▶ [QUELLENAUSZUG]
——————————
Schon damals hatte der Philologenverband versucht, im Sinne von Grundschullehrkräften zu argumentieren, und sich gegen ein Überfrachten des Unterrichts durch weitere Zusatzmaterialien zu Wort gemeldet. Aus eigener Erfahrung ist klar: Der Unterricht wird selten dadurch besser, dass man Lehrkräften und Lerngruppen noch mehr aufhalst. Sinnvoll wäre eine Konzentration aufs Wesentliche und das Hinterfragen bisher propagierter Methoden.
——————————
▶ [VORLIEGENDES MATERIAL]
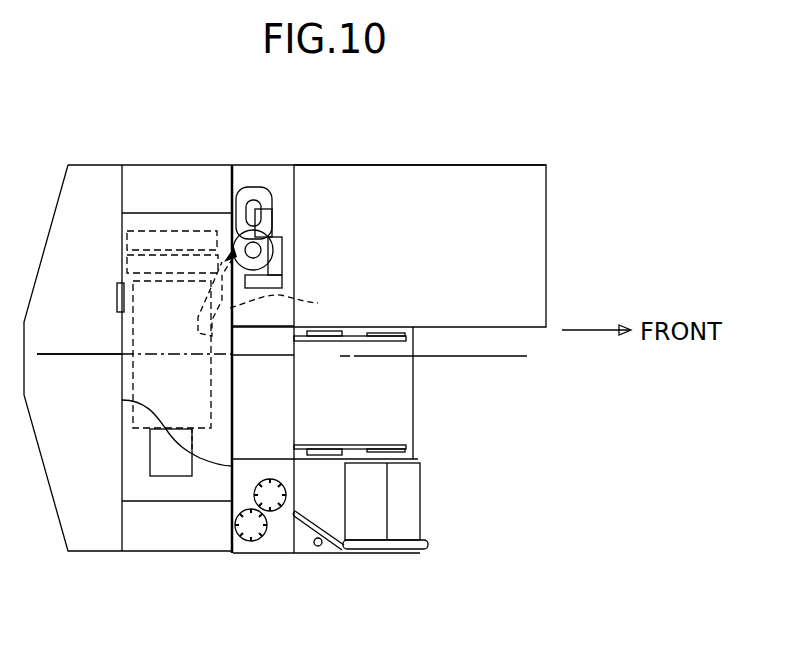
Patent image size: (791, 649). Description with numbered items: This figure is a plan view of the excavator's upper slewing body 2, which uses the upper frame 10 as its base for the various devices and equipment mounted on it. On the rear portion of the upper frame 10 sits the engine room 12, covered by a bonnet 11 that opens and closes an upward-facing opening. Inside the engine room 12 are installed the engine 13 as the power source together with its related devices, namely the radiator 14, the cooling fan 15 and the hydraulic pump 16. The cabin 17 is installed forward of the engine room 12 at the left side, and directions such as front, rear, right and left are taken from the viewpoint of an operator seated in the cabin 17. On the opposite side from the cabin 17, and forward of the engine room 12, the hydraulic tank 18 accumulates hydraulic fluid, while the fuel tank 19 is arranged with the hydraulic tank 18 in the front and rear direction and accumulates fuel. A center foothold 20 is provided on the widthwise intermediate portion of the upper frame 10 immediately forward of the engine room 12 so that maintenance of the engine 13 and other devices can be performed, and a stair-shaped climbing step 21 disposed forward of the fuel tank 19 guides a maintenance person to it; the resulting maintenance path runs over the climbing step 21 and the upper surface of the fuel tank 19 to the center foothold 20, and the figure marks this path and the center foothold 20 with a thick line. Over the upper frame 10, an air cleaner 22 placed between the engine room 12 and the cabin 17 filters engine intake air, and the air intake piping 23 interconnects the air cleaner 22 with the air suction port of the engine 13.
——————————
▶ [AUFGABENSTELLUNG] Setzen Sie den Quellenauszug über die Überfrachtung des Unterrichts im Anschluss an seinen letzten Satz fort.

▶ [ERGEBNIS DER ÜBUNG]
Rechtschreibdidaktik immer wieder als Stein des Anstoßes

 

Im Zentrum der aktuell geführten Debatte steht die Methode der Rechtschreibdidaktik. Vehement wird die Existenz des „Schreibens nach Gehör“ geleugnet – sowohl Politik als auch Grundschulgewerkschaften streiten sie ab und propagieren verblüffenderweise im gleichen Atemzug nach wie vor das Schreibenlernen mit der „Anlauttabelle“. Hier wird jedem Buchstaben ein Bildchen zugeordnet: Der „Anlaut“ des darauf erkennbaren Wortes wird mit dem Buchstaben verknüpft. Kinder sollen mit Hilfe dieser Anleitung dann erst einmal drauflosschreiben, sollen so schreiben, wie sie es hören, ohne gleich verbessert zu werden. Die Argumentation dieser Didaktik: Schon mit dem nachträglichen vorsichtigen Hinweis auf die korrekte Schreibung beschneide man die Kreativität der Kinder und nehme ihnen die Freude am Schreiben. Tatsächlich aber kann man Fehler im Unterricht oder in der Einzelrückmeldung auch behutsam als Lernchance aufgreifen und Kindern dadurch späteres mühsames Umlernen ersparen.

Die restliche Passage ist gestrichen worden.